[Start]

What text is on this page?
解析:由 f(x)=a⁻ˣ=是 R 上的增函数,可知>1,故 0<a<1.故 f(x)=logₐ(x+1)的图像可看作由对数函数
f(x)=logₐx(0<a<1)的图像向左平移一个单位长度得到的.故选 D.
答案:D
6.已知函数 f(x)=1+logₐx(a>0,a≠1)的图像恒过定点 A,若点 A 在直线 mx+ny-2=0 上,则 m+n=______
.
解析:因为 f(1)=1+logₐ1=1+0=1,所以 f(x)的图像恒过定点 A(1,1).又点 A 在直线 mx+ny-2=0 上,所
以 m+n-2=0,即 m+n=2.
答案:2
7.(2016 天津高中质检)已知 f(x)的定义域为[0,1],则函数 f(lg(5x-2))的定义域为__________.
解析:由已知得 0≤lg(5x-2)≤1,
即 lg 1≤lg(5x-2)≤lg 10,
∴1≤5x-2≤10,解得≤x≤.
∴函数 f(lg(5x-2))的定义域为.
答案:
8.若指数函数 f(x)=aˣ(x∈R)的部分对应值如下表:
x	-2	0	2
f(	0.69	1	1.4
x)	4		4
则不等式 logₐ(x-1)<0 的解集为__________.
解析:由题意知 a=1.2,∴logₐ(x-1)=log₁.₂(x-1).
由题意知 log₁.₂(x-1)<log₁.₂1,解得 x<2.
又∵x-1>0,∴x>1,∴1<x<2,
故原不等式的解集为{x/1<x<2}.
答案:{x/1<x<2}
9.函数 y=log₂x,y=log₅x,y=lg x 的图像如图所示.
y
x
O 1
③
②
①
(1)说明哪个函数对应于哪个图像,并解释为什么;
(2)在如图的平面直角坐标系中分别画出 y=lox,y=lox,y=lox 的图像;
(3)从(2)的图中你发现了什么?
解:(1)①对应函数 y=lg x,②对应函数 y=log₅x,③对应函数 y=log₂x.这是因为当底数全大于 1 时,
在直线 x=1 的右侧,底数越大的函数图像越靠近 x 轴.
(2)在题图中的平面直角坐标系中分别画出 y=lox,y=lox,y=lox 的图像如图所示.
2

[End]
[Start]

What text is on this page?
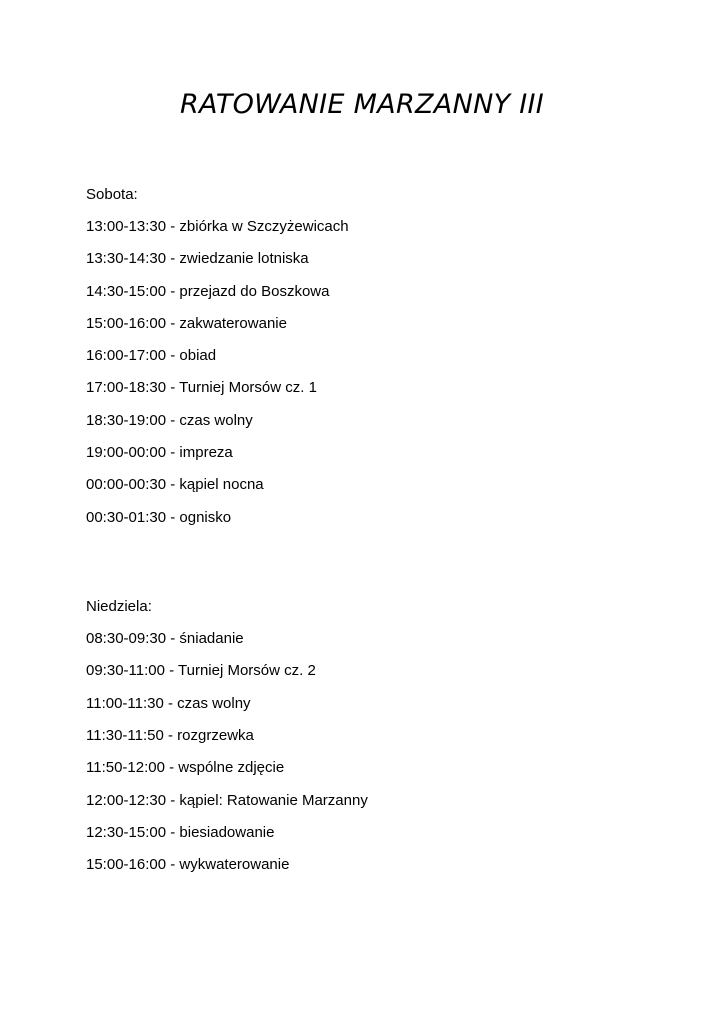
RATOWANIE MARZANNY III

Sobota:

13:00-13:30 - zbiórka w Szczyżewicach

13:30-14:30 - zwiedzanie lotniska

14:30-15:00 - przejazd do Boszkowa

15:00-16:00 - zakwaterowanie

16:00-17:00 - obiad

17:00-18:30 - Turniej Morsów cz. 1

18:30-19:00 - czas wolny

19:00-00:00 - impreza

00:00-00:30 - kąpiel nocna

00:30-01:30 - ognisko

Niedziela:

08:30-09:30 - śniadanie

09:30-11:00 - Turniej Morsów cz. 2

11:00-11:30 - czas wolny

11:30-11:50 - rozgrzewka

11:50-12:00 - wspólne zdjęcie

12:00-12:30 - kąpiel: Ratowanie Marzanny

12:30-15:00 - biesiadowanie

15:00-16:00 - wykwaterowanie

[End]

> _SHORT PROBLEM_:
Make a list of all lines in the data that contain "Turniej".

> _WRITTEN RESPONSE_:
17:00-18:30 - Turniej Morsów cz. 1
09:30-11:00 - Turniej Morsów cz. 2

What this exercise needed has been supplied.